● **Recorded information**
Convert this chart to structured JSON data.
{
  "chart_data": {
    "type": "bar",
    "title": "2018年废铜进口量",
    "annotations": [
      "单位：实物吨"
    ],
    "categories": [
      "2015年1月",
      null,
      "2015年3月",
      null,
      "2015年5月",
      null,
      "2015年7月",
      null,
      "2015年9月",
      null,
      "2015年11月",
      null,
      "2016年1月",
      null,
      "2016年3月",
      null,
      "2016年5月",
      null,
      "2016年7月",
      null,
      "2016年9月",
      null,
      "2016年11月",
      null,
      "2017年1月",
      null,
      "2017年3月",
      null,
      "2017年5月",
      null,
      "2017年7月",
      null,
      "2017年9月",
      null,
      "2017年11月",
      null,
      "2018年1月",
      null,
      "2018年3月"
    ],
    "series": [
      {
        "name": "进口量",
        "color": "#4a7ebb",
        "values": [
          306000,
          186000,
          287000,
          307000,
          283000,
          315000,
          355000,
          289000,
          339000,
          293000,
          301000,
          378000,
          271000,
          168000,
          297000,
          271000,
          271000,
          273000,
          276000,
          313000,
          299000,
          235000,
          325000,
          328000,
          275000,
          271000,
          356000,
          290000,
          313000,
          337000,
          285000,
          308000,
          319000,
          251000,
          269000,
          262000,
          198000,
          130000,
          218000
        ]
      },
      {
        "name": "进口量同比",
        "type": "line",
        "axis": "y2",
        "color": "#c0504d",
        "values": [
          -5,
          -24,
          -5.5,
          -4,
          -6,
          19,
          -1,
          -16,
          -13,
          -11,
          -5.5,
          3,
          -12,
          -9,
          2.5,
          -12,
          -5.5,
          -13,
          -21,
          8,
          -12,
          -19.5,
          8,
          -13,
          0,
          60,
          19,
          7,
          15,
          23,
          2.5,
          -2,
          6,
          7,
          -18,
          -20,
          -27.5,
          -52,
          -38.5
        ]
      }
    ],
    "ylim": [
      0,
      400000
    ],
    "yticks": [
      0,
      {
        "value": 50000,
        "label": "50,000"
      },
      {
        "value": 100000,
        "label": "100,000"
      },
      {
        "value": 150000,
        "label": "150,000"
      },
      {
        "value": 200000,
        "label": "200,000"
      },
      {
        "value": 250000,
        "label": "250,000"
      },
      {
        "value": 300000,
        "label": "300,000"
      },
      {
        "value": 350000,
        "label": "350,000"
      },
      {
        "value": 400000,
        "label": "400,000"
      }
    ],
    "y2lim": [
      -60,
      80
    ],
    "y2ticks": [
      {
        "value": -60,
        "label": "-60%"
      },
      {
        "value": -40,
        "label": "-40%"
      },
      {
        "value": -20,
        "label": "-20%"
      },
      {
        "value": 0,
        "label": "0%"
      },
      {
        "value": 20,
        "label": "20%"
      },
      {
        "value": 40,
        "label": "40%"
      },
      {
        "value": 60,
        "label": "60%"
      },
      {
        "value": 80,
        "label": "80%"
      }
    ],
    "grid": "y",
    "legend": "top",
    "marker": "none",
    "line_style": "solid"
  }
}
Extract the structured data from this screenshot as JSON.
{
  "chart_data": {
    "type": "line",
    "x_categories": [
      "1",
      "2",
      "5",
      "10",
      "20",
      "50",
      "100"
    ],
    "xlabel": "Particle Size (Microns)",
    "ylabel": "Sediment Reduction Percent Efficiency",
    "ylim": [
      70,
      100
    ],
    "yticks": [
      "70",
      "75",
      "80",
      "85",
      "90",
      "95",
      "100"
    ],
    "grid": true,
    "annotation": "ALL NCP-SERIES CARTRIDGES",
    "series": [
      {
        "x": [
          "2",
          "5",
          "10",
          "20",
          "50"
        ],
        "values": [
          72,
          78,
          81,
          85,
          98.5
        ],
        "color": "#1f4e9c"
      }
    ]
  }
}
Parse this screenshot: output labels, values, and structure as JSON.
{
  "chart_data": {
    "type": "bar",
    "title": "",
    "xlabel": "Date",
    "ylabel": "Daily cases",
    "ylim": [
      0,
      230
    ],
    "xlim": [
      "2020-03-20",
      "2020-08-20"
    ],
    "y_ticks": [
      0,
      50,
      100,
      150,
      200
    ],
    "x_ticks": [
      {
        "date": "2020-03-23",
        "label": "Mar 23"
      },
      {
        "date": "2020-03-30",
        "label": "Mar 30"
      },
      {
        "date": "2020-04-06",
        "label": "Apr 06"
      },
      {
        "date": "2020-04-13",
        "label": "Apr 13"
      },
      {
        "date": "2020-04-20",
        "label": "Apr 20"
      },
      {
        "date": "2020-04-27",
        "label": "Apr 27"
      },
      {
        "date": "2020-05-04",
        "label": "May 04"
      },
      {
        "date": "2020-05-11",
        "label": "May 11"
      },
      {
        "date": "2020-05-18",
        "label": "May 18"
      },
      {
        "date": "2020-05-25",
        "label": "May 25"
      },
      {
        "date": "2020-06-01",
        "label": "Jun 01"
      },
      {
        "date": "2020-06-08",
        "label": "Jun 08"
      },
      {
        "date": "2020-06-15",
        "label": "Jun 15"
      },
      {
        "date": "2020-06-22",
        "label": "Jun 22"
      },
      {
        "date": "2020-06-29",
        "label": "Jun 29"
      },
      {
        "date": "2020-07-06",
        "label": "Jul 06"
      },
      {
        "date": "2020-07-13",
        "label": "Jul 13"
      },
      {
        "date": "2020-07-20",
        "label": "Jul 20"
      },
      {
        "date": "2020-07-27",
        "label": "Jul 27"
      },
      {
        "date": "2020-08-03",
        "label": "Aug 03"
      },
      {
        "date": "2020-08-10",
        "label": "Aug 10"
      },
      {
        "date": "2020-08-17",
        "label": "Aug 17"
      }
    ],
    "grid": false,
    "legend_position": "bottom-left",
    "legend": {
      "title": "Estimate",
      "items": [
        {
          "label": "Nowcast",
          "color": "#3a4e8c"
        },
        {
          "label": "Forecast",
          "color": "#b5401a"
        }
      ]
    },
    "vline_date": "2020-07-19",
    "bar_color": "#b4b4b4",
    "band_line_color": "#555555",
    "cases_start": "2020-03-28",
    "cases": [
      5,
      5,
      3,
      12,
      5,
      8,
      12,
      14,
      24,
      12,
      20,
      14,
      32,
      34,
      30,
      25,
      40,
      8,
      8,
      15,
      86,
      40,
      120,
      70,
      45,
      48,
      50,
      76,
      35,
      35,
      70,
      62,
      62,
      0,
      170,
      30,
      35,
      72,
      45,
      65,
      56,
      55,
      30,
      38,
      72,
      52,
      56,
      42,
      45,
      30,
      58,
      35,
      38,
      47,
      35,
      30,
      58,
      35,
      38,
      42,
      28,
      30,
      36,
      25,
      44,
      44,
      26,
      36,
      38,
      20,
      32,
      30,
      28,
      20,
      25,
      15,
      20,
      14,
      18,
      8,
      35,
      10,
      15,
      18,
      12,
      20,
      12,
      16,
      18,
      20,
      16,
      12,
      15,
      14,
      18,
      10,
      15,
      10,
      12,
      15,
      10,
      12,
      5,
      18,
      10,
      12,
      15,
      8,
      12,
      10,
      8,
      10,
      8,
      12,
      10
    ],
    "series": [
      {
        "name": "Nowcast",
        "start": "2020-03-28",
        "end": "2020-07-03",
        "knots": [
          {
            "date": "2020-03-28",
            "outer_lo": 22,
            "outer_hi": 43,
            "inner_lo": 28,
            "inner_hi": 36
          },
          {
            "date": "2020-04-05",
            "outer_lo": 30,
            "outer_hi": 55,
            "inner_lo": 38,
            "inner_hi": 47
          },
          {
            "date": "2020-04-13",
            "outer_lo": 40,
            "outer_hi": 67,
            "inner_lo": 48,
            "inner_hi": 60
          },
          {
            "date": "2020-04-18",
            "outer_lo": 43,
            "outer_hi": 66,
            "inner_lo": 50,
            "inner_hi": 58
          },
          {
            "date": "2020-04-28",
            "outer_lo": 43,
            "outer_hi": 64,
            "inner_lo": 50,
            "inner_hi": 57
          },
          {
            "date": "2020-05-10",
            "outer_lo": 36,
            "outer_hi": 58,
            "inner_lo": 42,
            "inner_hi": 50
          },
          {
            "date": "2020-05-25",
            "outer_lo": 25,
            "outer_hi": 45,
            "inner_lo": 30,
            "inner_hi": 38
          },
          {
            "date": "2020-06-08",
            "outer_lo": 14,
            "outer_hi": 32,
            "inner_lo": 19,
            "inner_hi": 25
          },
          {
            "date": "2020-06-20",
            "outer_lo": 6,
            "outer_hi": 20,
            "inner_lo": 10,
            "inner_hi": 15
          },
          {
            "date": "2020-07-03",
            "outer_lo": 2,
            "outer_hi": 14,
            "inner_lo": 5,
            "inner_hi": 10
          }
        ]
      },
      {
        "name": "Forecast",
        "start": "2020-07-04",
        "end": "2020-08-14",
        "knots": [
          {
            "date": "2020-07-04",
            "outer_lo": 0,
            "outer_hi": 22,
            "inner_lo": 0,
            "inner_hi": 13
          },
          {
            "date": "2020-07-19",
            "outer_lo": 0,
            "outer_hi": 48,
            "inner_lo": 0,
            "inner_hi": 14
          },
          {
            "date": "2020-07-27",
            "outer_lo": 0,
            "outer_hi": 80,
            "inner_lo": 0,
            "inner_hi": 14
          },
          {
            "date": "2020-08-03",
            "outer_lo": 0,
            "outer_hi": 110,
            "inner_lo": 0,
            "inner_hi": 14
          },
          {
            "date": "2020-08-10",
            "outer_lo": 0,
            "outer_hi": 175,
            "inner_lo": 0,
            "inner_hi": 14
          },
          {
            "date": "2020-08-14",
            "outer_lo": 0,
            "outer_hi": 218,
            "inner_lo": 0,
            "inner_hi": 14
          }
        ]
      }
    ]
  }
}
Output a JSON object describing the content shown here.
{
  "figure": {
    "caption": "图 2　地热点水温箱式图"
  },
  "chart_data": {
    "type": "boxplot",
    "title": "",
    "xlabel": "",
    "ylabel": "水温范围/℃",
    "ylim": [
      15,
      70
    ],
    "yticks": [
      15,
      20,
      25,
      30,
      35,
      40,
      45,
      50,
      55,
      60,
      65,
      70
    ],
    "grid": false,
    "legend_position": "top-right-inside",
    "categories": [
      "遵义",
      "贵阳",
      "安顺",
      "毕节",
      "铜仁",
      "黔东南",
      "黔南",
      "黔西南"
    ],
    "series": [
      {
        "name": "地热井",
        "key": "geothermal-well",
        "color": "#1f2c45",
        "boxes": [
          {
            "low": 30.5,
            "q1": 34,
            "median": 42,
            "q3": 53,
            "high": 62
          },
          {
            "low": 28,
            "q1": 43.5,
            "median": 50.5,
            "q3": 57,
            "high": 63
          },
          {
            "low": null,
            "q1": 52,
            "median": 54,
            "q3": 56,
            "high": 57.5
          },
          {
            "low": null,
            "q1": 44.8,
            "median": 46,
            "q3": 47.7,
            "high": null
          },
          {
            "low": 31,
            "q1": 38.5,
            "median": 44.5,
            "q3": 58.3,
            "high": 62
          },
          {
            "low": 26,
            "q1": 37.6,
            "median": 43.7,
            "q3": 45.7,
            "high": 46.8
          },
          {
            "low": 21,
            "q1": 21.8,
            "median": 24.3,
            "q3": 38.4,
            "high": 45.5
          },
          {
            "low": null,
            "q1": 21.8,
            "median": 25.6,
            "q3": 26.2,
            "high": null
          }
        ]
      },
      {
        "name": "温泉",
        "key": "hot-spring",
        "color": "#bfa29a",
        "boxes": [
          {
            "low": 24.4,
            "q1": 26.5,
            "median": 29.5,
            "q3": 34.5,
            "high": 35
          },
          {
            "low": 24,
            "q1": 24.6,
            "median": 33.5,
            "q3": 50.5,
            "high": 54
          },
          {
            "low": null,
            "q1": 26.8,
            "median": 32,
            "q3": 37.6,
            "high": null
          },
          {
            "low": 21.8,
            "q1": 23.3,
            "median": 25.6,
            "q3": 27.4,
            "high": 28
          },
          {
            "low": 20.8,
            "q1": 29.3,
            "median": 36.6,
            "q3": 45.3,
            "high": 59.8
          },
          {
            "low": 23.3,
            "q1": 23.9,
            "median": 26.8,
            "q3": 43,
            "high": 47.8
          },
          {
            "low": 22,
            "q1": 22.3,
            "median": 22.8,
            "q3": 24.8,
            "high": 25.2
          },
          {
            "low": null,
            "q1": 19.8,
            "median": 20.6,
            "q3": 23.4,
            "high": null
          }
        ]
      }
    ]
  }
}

● **Written problem**
Where a line of the data holds "xlabel", show that line.

● **Completed task**
    "xlabel": "Particle Size (Microns)",
    "xlabel": "Date",
    "xlabel": "",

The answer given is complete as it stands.